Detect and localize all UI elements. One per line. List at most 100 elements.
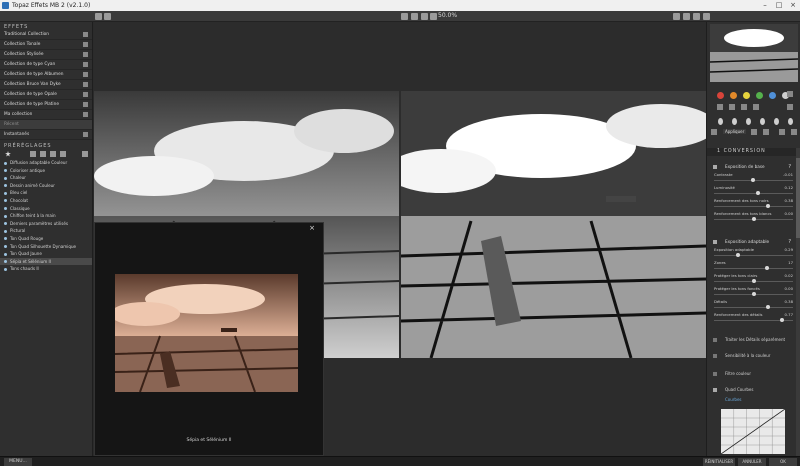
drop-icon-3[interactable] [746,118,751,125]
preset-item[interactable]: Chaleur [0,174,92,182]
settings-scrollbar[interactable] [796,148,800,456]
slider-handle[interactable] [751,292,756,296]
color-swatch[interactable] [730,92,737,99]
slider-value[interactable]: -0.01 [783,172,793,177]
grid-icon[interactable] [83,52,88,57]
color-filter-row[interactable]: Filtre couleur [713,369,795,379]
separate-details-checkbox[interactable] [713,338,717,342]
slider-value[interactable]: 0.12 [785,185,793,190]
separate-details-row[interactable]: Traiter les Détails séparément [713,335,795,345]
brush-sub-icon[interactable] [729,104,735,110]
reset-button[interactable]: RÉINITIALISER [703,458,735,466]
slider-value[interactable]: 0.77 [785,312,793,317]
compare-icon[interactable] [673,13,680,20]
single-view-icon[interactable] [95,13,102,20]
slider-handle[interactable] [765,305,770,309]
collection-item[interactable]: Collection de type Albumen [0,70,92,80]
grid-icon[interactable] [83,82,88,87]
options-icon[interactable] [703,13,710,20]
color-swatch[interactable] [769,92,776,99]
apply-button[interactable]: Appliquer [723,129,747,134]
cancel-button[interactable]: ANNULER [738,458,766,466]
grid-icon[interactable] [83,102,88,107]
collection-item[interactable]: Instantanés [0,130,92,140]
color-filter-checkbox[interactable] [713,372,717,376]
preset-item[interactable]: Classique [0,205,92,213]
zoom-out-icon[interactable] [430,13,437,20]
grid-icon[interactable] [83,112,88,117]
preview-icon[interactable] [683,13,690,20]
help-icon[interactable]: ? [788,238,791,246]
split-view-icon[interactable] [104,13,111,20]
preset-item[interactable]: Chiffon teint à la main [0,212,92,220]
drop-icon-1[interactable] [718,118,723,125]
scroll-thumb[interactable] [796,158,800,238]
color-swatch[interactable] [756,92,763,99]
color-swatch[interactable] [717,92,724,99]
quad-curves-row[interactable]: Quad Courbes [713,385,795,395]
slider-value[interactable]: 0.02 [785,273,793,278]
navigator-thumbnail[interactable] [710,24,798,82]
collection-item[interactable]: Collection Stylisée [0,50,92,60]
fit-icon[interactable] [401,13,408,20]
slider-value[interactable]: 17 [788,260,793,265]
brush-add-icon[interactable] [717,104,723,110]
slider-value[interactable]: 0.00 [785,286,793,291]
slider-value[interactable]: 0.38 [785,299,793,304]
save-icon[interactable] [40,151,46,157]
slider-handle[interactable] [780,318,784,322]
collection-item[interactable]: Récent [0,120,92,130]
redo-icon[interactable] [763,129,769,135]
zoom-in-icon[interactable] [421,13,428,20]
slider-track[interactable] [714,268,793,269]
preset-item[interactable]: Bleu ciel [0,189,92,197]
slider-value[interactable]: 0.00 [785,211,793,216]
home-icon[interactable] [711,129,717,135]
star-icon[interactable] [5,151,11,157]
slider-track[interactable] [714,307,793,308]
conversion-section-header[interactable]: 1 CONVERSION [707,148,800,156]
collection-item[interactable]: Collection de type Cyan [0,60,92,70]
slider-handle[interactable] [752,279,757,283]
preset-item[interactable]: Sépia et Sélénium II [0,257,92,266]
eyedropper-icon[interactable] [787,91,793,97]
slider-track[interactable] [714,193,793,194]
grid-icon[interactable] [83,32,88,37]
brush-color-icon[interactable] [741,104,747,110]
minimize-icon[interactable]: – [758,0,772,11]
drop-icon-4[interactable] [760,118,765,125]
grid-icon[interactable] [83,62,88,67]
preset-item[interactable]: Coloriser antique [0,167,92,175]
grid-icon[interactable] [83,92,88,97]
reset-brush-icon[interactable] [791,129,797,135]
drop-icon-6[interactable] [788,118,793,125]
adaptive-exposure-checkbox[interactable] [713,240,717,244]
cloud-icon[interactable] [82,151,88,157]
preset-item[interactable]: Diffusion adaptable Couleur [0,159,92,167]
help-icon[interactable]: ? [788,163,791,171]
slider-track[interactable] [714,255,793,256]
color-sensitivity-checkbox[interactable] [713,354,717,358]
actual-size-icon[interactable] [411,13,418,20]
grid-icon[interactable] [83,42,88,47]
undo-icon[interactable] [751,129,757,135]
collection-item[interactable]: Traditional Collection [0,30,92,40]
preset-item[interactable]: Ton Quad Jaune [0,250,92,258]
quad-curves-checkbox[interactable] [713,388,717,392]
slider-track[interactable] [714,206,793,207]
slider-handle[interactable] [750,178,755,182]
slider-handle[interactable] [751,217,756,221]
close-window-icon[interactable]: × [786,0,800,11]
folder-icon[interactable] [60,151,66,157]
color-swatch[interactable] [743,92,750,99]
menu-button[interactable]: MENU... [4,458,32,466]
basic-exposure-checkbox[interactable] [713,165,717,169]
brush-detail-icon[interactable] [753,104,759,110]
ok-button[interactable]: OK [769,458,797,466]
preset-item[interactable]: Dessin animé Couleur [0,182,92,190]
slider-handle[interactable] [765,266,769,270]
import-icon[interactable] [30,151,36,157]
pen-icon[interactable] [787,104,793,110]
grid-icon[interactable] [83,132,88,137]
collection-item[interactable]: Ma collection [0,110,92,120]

**Instructions to follow:** Please rewrite the whole listing above with every "slider-handle" changed to "slider-knob" and nothing else altered, leaving out the pictures.

**Answer to the task:**
Detect and localize all UI elements. One per line. List at most 100 elements.
drop-icon-3[interactable] [746,118,751,125]
preset-item[interactable]: Chaleur [0,174,92,182]
settings-scrollbar[interactable] [796,148,800,456]
slider-knob[interactable] [751,292,756,296]
color-swatch[interactable] [730,92,737,99]
slider-value[interactable]: -0.01 [783,172,793,177]
grid-icon[interactable] [83,52,88,57]
color-filter-row[interactable]: Filtre couleur [713,369,795,379]
separate-details-checkbox[interactable] [713,338,717,342]
slider-value[interactable]: 0.12 [785,185,793,190]
separate-details-row[interactable]: Traiter les Détails séparément [713,335,795,345]
brush-sub-icon[interactable] [729,104,735,110]
reset-button[interactable]: RÉINITIALISER [703,458,735,466]
slider-value[interactable]: 0.77 [785,312,793,317]
compare-icon[interactable] [673,13,680,20]
single-view-icon[interactable] [95,13,102,20]
slider-knob[interactable] [765,305,770,309]
collection-item[interactable]: Collection de type Albumen [0,70,92,80]
grid-icon[interactable] [83,82,88,87]
options-icon[interactable] [703,13,710,20]
color-swatch[interactable] [769,92,776,99]
apply-button[interactable]: Appliquer [723,129,747,134]
cancel-button[interactable]: ANNULER [738,458,766,466]
grid-icon[interactable] [83,102,88,107]
collection-item[interactable]: Instantanés [0,130,92,140]
color-filter-checkbox[interactable] [713,372,717,376]
preset-item[interactable]: Classique [0,205,92,213]
zoom-out-icon[interactable] [430,13,437,20]
grid-icon[interactable] [83,112,88,117]
preview-icon[interactable] [683,13,690,20]
help-icon[interactable]: ? [788,238,791,246]
split-view-icon[interactable] [104,13,111,20]
preset-item[interactable]: Chiffon teint à la main [0,212,92,220]
drop-icon-1[interactable] [718,118,723,125]
scroll-thumb[interactable] [796,158,800,238]
color-swatch[interactable] [756,92,763,99]
color-swatch[interactable] [717,92,724,99]
quad-curves-row[interactable]: Quad Courbes [713,385,795,395]
slider-value[interactable]: 0.02 [785,273,793,278]
navigator-thumbnail[interactable] [710,24,798,82]
collection-item[interactable]: Collection Stylisée [0,50,92,60]
fit-icon[interactable] [401,13,408,20]
slider-value[interactable]: 17 [788,260,793,265]
brush-add-icon[interactable] [717,104,723,110]
slider-value[interactable]: 0.00 [785,286,793,291]
slider-value[interactable]: 0.38 [785,299,793,304]
save-icon[interactable] [40,151,46,157]
slider-knob[interactable] [780,318,784,322]
collection-item[interactable]: Récent [0,120,92,130]
redo-icon[interactable] [763,129,769,135]
zoom-in-icon[interactable] [421,13,428,20]
slider-track[interactable] [714,268,793,269]
preset-item[interactable]: Bleu ciel [0,189,92,197]
slider-value[interactable]: 0.00 [785,211,793,216]
home-icon[interactable] [711,129,717,135]
star-icon[interactable] [5,151,11,157]
slider-track[interactable] [714,307,793,308]
conversion-section-header[interactable]: 1 CONVERSION [707,148,800,156]
collection-item[interactable]: Collection de type Cyan [0,60,92,70]
slider-knob[interactable] [752,279,757,283]
preset-item[interactable]: Sépia et Sélénium II [0,257,92,266]
eyedropper-icon[interactable] [787,91,793,97]
slider-track[interactable] [714,193,793,194]
grid-icon[interactable] [83,32,88,37]
brush-color-icon[interactable] [741,104,747,110]
minimize-icon[interactable]: – [758,0,772,11]
drop-icon-4[interactable] [760,118,765,125]
grid-icon[interactable] [83,62,88,67]
preset-item[interactable]: Coloriser antique [0,167,92,175]
grid-icon[interactable] [83,92,88,97]
reset-brush-icon[interactable] [791,129,797,135]
drop-icon-6[interactable] [788,118,793,125]
adaptive-exposure-checkbox[interactable] [713,240,717,244]
cloud-icon[interactable] [82,151,88,157]
preset-item[interactable]: Diffusion adaptable Couleur [0,159,92,167]
help-icon[interactable]: ? [788,163,791,171]
slider-track[interactable] [714,255,793,256]
color-sensitivity-checkbox[interactable] [713,354,717,358]
actual-size-icon[interactable] [411,13,418,20]
grid-icon[interactable] [83,42,88,47]
undo-icon[interactable] [751,129,757,135]
collection-item[interactable]: Traditional Collection [0,30,92,40]
preset-item[interactable]: Ton Quad Jaune [0,250,92,258]
quad-curves-checkbox[interactable] [713,388,717,392]
slider-track[interactable] [714,206,793,207]
slider-knob[interactable] [750,178,755,182]
slider-knob[interactable] [751,217,756,221]
close-window-icon[interactable]: × [786,0,800,11]
folder-icon[interactable] [60,151,66,157]
color-swatch[interactable] [743,92,750,99]
menu-button[interactable]: MENU... [4,458,32,466]
basic-exposure-checkbox[interactable] [713,165,717,169]
brush-detail-icon[interactable] [753,104,759,110]
ok-button[interactable]: OK [769,458,797,466]
preset-item[interactable]: Dessin animé Couleur [0,182,92,190]
slider-knob[interactable] [765,266,769,270]
import-icon[interactable] [30,151,36,157]
pen-icon[interactable] [787,104,793,110]
grid-icon[interactable] [83,132,88,137]
collection-item[interactable]: Ma collection [0,110,92,120]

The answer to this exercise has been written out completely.